### Text block:
Use scalar references to pass large data without copying.

References aren’t just for data structures, and many people overlook the benefit of references to simple scalars. With references to arrays and hashes you can keep those data structures in tact when you pass them to or return them from subroutines (Item 46: Pass references instead of copies). You don’t need to worry about scalar values because they are a single item in both the non-reference and reference form.

The benefit of a scalar reference comes when you realize that perl is stack-based. That is, when it wants to pass things to a subroutine, it puts things on a stack and calls the subroutine. The subroutine takes the right number of things off the stack, does its processing, and puts its return values on the stack. The caller takes the return values off the stack and the program continues. Moving those data onto and off the stack can involve quite a bit of copying.

When you call a subroutine, perl really only puts pointers to the data on the stack. These aren’t pointers in the C sense, but we use the word to distinguish it from Perl’s specialized definition of “reference”. It’s not until you want to assign the values to variables that perl has to copy the original data to initialize the new variables. This lazy initialization is a performance optimization perl uses to avoid copying data it doesn’t need to. When you unpack your argument list into variables, you copy the data into the variable.

Here’s a sequence of events that shows that you make several copies of the same data when you pass a string as an argument, store it in a temporary variable, and then return the unchanged string. This example uses a short string of abc replicated 10 times, but imagine this to be a large XML document or something similarly daunting:

use Devel::Peek;
use 5.010;

my $old_version = 'abc' x 10;
say Dump( $old_version );

my $new_version = copy_string( $old_version );
say Dump( $new_version );

sub copy_string {
	my( $copy ) = @_;
	say Dump( $copy );
	$copy;
	}

The output shows that you made three different copies of the same data, one each for the original, the temporary variable in the subroutine, and the return value. It’s the address after PV = and right before the string that shows the location of the data (rather than the location of the variable). In this case, those addresses are 0x219490, 0x2194b0, and 0x219430:

SV = PV(0x801080) at 0x80f680
  REFCNT = 1
  FLAGS = (PADMY,POK,pPOK)

### Exercise set:
[1] In the text on passing scalar references, rename "temporary variable" to "scratch variable". Begin at the words "The output shows" and stop after "FLAGS = (PADMY,POK,pPOK)".
[2] Write the next portion of the text on passing scalar references, starting right after its last line.
The material plays no part here.

### Data lines:
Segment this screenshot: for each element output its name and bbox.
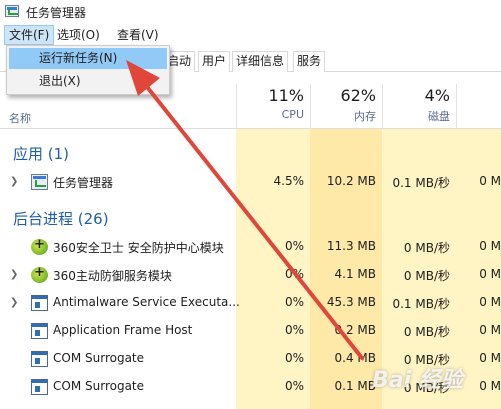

### Task responses:
[1]
The output shows that you made three different copies of the same data, one each for the original, the scratch variable in the subroutine, and the return value. It’s the address after PV = and right before the string that shows the location of the data (rather than the location of the variable). In this case, those addresses are 0x219490, 0x2194b0, and 0x219430:

SV = PV(0x801080) at 0x80f680
  REFCNT = 1
  FLAGS = (PADMY,POK,pPOK)

[2]
  PV = 0x219490 "abcabcabcabcabcabcabcabcabcabc"\0
  CUR = 30
  LEN = 32

SV = PV(0x801028) at 0x81b3d0
  REFCNT = 1
  FLAGS = (PADMY,POK,pPOK)
  PV = 0x2194b0 "abcabcabcabcabcabcabcabcabcabc"\0
  CUR = 30
  LEN = 32

SV = PV(0x8015f8) at 0x80f670
  REFCNT = 1
  FLAGS = (PADMY,POK,pPOK)
  PV = 0x219430 "abcabcabcabcabcabcabcabcabcabc"\0
  CUR = 30
  LEN = 32

There’s a way, not necessarily a best practice, that people use to get around that first copy. When you use @_ directly, you use and affect the original data because you actually use the original data instead of a copy of it. That’s why you sometimes see people use it directly in subroutines to change data in place:

use Devel::Peek;
use 5.010;

my $old_version = 'abc' x 10;
say Dump( $old_version );

my $new_version = copy_string( $old_version );
say Dump( $new_version );

sub copy_string {
	say Dump( $_[0] );
	$_[0];
	}

However, since copy_string modifies its argument in-place, you don’t need the return value.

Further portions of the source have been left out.